Start of Task inputs

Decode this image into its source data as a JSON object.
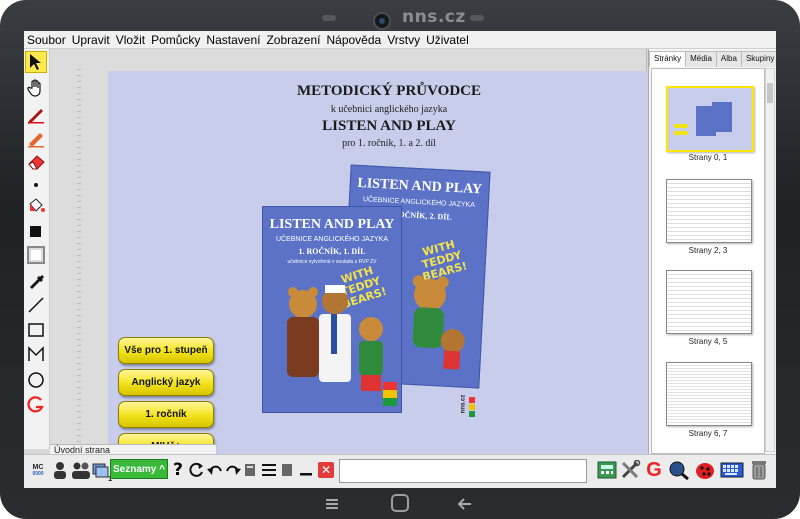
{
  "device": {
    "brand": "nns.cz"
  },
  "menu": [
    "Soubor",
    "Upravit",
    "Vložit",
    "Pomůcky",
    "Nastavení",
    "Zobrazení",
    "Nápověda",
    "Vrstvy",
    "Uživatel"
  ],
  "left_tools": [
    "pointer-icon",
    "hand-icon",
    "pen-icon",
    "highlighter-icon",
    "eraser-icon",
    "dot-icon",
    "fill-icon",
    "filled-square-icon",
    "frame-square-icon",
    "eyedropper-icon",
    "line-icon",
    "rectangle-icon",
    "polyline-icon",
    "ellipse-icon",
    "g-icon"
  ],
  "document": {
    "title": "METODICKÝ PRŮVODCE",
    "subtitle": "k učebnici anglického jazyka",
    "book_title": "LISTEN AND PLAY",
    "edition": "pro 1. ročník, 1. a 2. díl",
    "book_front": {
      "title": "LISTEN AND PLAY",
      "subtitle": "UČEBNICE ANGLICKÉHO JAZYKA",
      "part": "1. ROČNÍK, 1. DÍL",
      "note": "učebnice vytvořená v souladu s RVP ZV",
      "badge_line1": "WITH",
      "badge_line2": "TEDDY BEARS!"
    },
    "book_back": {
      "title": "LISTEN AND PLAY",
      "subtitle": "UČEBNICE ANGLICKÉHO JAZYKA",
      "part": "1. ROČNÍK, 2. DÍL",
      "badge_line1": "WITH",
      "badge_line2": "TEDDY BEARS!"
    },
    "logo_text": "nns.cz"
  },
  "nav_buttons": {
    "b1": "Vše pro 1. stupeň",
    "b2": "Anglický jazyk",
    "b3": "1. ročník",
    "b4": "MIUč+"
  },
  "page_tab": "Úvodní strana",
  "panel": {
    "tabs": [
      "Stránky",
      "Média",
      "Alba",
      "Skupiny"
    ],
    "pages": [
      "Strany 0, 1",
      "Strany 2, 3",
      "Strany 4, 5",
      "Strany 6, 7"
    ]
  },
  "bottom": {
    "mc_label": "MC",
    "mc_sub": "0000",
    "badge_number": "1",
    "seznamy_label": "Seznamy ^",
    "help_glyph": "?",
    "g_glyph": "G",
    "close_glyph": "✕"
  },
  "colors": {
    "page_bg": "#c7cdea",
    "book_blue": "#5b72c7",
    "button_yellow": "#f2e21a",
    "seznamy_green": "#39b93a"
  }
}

End of Task inputs
Start of Task inputs

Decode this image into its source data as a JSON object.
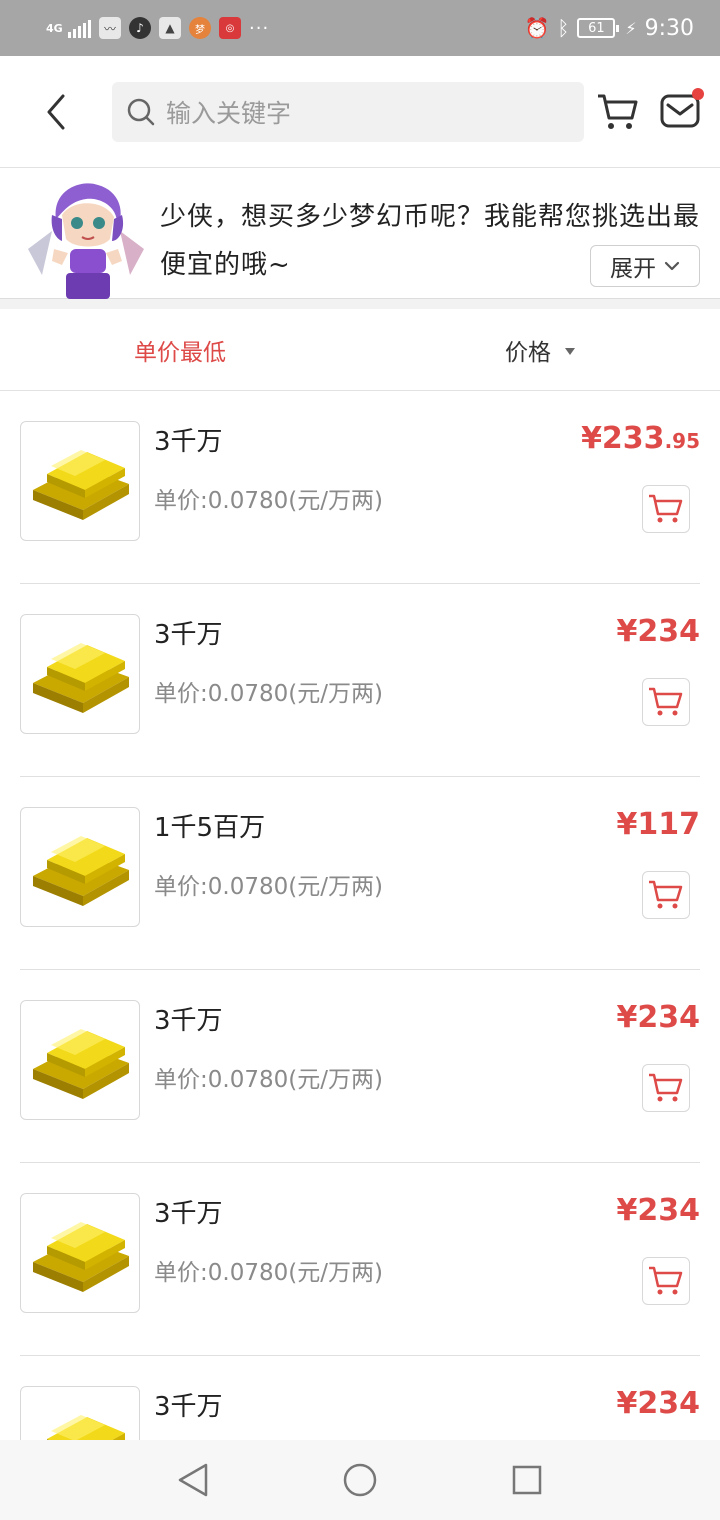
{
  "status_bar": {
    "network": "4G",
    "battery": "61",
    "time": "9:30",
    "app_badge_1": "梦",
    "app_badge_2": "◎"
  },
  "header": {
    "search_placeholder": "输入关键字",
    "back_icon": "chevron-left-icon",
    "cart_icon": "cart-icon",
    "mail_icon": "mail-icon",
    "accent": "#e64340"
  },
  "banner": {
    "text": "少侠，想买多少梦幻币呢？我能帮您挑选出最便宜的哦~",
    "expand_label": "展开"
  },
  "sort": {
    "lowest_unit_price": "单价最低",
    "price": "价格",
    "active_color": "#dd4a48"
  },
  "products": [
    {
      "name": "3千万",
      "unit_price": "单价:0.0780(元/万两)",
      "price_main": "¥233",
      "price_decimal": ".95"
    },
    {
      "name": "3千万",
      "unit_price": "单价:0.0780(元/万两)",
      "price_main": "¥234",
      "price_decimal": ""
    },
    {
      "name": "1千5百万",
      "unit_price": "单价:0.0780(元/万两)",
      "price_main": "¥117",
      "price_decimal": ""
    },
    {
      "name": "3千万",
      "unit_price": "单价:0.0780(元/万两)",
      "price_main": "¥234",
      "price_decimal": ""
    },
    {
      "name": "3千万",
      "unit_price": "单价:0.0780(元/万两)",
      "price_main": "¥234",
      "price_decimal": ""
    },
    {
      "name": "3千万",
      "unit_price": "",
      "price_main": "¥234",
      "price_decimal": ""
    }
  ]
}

End of Task inputs

Exercise: Where a line holds "part", copy that line.

Result of the task:
      "part": "1. ROČNÍK, 1. DÍL",
      "part": "1. ROČNÍK, 2. DÍL",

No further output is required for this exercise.